PROVIDED RECORDS –

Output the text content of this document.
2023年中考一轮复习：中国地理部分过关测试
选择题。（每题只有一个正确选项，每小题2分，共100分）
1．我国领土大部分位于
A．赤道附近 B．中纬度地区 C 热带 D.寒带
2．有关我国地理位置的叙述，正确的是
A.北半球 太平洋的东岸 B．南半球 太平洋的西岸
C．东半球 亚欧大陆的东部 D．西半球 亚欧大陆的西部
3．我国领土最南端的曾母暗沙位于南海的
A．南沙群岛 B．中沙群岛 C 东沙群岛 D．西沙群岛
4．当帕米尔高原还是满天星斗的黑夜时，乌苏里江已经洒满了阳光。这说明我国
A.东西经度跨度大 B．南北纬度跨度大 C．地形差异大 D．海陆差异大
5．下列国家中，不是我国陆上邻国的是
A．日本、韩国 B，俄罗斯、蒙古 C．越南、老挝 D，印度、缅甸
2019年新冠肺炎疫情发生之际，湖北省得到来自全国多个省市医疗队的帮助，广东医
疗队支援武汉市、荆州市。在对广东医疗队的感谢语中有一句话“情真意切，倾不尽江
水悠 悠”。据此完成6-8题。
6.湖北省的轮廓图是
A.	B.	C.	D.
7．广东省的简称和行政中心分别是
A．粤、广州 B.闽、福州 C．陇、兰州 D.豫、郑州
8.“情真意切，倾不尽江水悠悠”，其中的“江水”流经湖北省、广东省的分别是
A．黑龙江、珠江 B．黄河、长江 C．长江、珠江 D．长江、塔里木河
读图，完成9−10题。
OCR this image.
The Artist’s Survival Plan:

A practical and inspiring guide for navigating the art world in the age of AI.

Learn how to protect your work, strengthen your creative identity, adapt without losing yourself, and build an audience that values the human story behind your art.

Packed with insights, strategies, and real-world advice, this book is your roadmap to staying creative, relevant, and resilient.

INSTRUCTION –
Print the listing above in full, exactly as it is.

FINISHED EXERCISE –
Output the text content of this document.
2023年中考一轮复习：中国地理部分过关测试
选择题。（每题只有一个正确选项，每小题2分，共100分）
1．我国领土大部分位于
A．赤道附近 B．中纬度地区 C 热带 D.寒带
2．有关我国地理位置的叙述，正确的是
A.北半球 太平洋的东岸 B．南半球 太平洋的西岸
C．东半球 亚欧大陆的东部 D．西半球 亚欧大陆的西部
3．我国领土最南端的曾母暗沙位于南海的
A．南沙群岛 B．中沙群岛 C 东沙群岛 D．西沙群岛
4．当帕米尔高原还是满天星斗的黑夜时，乌苏里江已经洒满了阳光。这说明我国
A.东西经度跨度大 B．南北纬度跨度大 C．地形差异大 D．海陆差异大
5．下列国家中，不是我国陆上邻国的是
A．日本、韩国 B，俄罗斯、蒙古 C．越南、老挝 D，印度、缅甸
2019年新冠肺炎疫情发生之际，湖北省得到来自全国多个省市医疗队的帮助，广东医
疗队支援武汉市、荆州市。在对广东医疗队的感谢语中有一句话“情真意切，倾不尽江
水悠 悠”。据此完成6-8题。
6.湖北省的轮廓图是
A.	B.	C.	D.
7．广东省的简称和行政中心分别是
A．粤、广州 B.闽、福州 C．陇、兰州 D.豫、郑州
8.“情真意切，倾不尽江水悠悠”，其中的“江水”流经湖北省、广东省的分别是
A．黑龙江、珠江 B．黄河、长江 C．长江、珠江 D．长江、塔里木河
读图，完成9−10题。
OCR this image.
The Artist’s Survival Plan:

A practical and inspiring guide for navigating the art world in the age of AI.

Learn how to protect your work, strengthen your creative identity, adapt without losing yourself, and build an audience that values the human story behind your art.

Packed with insights, strategies, and real-world advice, this book is your roadmap to staying creative, relevant, and resilient.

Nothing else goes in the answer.